Im Rahmen des Bundesprogramms TOLERANZ FÖRDERN KOMPETENZ STÄRKEN wird in Aachen die Entwicklung, Implementierung und Umsetzung eines Lokalen Aktionsplans gegen Rechtsextremismus, Fremdenfeindlichkeit und Antisemitismus (LAP) in kommunaler Verantwortung zur Stärkung der Demokratieentwicklung vor Ort gefördert.
Die Volkshochschule nimmt die Aufgabe der Internen Koordinationsstelle wahr und ist für die Gesamtdurchführung verantwortlich. Die in den Projektleitlinien vorgesehene Externe Koordinationsstelle, die eng mit der Volkshochschule Aachen verzahnt arbeitet, ist von "Arbeit und Leben - DGB/VHS NRW e.V." eingerichtet worden.
Lokale Aktionspläne sind konkrete, vor Ort ausgearbeitete und umgesetzte Konzepte, die Vielfalt, Toleranz und Demokratie vor allem unter den jugendlichen Einwohnerinnen und Einwohnern stärken sollen. Hierzu arbeiten die Kommune und lokale Akteurinnen und Akteure der Zivilgesellschaft - von den Kirchen über Vereine und Verbände bis hin zu engagierten Bürgerinnen, Bürgern und Jugendlichen - eng zusammen. Sie entwickeln gemeinsam eine Strategie gegen rechtsextreme, fremdenfeindliche und antisemitische Tendenzen vor Ort und setzen diese in Aktionen und Projekte um. Dieses dichte Netzwerk der demokratischen Kräfte verhindert, dass sich beispielsweise gefährliches Gedankengut unter Kindern und Jugendlichen in der Region ausbreiten kann.
Thematische Säulen des LAP Aachen sind:
· Stärkung der demokratischen politischen Kultur
· Prävention durch politische Bildung und Politikberatung
· Aneignung demokratischer kultureller und geschichtlicher Identität
Der LAP Aachen wird auf Grundlage einer spezifischen Analyse der Problemlagen in Aachen unter Beteiligung von Vertreterinnen und Vertretern der Zivilgesellschaft und kommunaler Stellen entwickelt und jährlich fortgeschrieben.

▸ **VORLIEGENDES MATERIAL**:
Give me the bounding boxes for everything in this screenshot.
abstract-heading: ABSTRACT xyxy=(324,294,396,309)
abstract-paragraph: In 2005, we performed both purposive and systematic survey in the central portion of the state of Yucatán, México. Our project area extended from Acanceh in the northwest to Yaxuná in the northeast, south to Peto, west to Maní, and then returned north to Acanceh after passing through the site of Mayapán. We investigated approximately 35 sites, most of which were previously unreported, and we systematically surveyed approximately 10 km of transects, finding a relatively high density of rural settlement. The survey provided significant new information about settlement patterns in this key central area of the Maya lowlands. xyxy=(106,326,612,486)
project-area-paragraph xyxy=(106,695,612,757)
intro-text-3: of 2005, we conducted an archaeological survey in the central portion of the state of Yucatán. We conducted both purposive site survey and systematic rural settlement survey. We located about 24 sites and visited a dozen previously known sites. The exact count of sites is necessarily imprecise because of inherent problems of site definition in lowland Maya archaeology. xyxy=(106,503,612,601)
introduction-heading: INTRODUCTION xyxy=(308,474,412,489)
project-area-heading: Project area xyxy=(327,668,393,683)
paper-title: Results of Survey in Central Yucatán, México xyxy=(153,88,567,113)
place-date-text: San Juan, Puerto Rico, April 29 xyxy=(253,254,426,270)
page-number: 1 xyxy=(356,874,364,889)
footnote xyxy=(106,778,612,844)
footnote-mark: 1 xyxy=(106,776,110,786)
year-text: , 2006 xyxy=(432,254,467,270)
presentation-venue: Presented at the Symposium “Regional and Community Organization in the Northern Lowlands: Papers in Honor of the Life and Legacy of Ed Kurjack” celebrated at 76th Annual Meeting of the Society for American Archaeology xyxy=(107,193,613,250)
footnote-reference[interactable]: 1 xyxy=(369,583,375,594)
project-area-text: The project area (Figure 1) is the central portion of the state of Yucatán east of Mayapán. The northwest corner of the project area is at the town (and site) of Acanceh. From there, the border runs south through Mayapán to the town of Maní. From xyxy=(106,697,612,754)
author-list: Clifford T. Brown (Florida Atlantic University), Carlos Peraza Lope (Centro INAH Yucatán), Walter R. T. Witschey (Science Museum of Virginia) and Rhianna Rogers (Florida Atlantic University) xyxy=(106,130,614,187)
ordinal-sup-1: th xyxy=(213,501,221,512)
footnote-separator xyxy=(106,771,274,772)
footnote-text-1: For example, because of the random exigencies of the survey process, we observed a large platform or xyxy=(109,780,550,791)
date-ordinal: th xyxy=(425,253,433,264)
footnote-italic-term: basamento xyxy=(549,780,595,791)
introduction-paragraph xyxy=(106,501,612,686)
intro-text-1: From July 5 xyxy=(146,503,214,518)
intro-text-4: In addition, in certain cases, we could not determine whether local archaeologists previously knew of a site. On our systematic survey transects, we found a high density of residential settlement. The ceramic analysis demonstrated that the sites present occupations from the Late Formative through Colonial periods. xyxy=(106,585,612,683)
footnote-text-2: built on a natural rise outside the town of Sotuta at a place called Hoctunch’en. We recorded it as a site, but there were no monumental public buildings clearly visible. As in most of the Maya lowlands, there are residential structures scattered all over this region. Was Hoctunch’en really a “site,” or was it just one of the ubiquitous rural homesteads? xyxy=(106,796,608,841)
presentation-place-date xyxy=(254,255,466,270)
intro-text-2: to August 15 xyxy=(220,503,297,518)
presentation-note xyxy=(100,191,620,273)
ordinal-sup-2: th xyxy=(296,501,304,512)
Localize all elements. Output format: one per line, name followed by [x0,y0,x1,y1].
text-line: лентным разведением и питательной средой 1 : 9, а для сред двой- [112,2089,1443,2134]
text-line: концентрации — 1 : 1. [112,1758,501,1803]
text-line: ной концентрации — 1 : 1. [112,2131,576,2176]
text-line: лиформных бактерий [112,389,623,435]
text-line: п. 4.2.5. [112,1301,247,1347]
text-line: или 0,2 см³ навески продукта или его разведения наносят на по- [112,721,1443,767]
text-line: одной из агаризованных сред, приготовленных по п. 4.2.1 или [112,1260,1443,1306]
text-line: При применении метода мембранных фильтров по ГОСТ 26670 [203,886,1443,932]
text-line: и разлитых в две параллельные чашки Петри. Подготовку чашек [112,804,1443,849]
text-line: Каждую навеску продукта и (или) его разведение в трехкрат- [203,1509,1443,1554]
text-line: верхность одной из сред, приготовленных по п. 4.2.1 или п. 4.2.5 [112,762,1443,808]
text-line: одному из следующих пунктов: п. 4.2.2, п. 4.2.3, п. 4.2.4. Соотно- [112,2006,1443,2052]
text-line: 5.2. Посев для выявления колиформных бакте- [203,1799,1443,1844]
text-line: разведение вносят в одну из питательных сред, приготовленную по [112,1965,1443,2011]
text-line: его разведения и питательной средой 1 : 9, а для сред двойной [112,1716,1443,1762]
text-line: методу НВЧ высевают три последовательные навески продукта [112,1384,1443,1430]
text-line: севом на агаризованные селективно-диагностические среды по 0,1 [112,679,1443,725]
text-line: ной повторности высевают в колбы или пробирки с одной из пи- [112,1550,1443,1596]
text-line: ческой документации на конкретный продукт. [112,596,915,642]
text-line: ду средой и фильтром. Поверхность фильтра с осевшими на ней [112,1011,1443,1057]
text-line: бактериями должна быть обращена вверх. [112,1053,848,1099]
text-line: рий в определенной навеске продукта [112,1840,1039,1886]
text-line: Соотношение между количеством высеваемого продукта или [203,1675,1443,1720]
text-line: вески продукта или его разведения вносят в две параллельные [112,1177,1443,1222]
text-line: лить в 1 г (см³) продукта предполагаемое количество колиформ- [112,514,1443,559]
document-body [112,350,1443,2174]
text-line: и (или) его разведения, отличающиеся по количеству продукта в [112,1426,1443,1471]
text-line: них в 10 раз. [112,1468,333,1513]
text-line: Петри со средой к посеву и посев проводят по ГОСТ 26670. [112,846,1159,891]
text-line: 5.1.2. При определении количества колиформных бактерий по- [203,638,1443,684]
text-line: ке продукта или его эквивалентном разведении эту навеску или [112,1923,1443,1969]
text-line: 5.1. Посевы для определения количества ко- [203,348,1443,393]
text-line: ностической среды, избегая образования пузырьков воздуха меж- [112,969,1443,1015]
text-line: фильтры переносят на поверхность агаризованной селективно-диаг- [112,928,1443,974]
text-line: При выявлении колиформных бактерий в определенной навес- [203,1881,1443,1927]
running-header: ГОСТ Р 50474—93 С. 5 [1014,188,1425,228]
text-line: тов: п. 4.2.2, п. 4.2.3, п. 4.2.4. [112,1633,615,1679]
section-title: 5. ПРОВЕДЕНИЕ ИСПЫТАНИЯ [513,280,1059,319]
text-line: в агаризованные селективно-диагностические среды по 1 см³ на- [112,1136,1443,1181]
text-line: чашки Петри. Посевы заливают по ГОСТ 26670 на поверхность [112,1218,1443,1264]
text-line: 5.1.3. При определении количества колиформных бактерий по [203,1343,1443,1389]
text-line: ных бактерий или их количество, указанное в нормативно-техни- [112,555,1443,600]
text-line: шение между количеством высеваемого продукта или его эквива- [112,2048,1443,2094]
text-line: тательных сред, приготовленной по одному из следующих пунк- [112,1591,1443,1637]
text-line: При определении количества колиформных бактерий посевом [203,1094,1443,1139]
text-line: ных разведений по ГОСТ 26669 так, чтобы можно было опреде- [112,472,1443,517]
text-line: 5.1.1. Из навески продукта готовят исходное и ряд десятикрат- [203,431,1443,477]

▸ **AUFGABE**:
Wer hat laut dem Textauszug über den Lokalen Aktionsplan in Aachen die Externe Koordinationsstelle eingerichtet? Das Material spielt hierfür keine Rolle.

▸ **LÖSUNG**:
„Arbeit und Leben - DGB/VHS NRW e.V.“